Upton Sinclair (1878-1968) was an American author and social reformer best known for his muckraking novel “The Jungle” (1906). Born in Baltimore, Maryland, Sinclair’s impactful work exposed the harsh conditions of workers in the Chicago meatpacking industry, leading to significant food safety reforms. A socialist, Sinclair wrote extensively on social and political issues, advocating for workers’ rights. His notable works include “The Brass Check,” addressing journalistic ethics, and “Oil!” which inspired the film “There Will Be Blood.” Sinclair ran for political office, notably for the governorship of California in 1934. Despite his impact on social reform and literature, he faced challenges and controversies throughout his career. Sinclair passed away on November 25, 1968, leaving a lasting legacy in American literature and political activism.
1. “It is difficult to get a man to understand something when his salary depends on his not understanding it.”
— Upton Sinclair
2. “It is foolish to be convinced without evidence, but it is equally foolish to refuse to be convinced by real evidence.”

### Excerpted records
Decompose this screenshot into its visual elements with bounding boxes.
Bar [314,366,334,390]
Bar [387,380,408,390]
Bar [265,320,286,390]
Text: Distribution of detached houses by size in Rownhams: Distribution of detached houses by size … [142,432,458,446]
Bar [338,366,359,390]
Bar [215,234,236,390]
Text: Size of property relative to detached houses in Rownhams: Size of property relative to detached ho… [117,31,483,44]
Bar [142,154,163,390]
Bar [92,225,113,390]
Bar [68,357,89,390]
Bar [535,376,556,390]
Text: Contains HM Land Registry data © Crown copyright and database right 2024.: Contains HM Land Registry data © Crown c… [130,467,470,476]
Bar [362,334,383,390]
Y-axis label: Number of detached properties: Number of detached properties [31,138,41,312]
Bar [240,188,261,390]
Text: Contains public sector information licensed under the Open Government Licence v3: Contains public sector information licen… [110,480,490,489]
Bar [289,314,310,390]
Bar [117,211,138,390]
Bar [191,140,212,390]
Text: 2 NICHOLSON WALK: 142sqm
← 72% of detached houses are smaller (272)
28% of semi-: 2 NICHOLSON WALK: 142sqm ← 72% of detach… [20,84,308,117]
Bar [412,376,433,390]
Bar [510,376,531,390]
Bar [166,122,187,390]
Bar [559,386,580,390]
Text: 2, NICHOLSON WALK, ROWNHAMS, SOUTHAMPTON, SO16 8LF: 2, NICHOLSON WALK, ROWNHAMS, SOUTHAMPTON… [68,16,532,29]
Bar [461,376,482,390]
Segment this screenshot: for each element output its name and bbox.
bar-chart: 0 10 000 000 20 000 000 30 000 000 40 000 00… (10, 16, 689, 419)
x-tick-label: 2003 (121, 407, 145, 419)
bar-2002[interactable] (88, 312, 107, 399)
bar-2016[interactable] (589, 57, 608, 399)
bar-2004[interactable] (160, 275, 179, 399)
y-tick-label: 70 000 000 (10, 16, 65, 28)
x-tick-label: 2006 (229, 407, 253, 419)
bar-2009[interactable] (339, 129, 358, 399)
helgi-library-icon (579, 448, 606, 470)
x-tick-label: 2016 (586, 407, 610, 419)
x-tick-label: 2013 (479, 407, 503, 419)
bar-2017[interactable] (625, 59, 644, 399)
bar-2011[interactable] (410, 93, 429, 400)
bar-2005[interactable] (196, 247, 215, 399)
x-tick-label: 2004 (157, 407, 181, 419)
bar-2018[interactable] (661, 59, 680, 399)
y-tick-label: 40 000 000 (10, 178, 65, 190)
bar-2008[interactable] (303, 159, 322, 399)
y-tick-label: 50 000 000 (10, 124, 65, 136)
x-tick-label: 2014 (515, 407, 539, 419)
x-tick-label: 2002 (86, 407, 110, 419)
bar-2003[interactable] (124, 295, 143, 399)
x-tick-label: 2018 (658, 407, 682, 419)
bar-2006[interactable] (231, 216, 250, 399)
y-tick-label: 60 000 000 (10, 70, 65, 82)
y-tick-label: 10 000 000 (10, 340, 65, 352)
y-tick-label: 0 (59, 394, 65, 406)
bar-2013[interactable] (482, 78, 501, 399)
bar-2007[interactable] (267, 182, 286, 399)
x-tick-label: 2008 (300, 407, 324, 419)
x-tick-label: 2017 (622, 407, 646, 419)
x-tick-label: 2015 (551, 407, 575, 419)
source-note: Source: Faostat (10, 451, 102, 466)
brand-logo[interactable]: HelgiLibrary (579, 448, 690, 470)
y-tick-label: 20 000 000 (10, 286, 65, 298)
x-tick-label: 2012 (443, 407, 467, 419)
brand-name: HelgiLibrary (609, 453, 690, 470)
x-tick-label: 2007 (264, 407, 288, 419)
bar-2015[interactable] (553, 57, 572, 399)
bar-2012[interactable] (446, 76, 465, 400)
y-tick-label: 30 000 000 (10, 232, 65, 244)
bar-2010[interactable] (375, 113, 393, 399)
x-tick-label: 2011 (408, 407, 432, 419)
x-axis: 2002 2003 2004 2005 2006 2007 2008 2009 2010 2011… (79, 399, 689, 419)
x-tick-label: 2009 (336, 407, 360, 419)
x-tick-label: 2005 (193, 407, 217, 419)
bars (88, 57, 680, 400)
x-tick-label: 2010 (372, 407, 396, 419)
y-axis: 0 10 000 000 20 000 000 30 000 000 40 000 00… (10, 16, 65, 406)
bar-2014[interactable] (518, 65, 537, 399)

### Task instructions
1/ According to the Upton Sinclair passage, for which office did Sinclair run in 1934?
2/ Render this sentence from the Upton Sinclair passage in French: "A socialist, Sinclair wrote extensively on social and political issues, advocating for workers' rights."
3/ Extend the Upton Sinclair passage, picking up directly after its final line.
The data have no connection to the Upton Sinclair passage.

### Answer list
1/ He ran for the governorship of California.

2/ Socialiste, Sinclair a beaucoup écrit sur des questions sociales et politiques, en défendant les droits des travailleurs.

3/
— Upton Sinclair
3. “Fascism is capitalism plus murder.”
— Upton Sinclair
4. “One of the necessary accompaniments of capitalism in a democracy is political corruption.”
— Upton Sinclair
5. “You don’t have to be satisfied with America as you find it. You can change it. I didn’t like the way I found America some sixty years ago, and I’ve been trying to change it ever since.”
— Upton Sinclair
6. “Human beings suffer agonies, and their sad fates become legends; poets write verses about them and playwrights compose dramas, and the remembrance of past grief becomes a source of present pleasure – such is the strange alchemy of the spirit.”
— Upton Sinclair
7. “American journalism is a class institution, serving the rich and spurning the poor.”
— Upton Sinclair
8. “It appeared as if the whole world was one elaborate system, opposed to justice and kindness, and set to making cruelty and pain.”
— Upton Sinclair
9. “I am sustained by a sense of the worthwhileness of what I am doing; a trust in the good faith of the process which created and sustains me. That process I call God.”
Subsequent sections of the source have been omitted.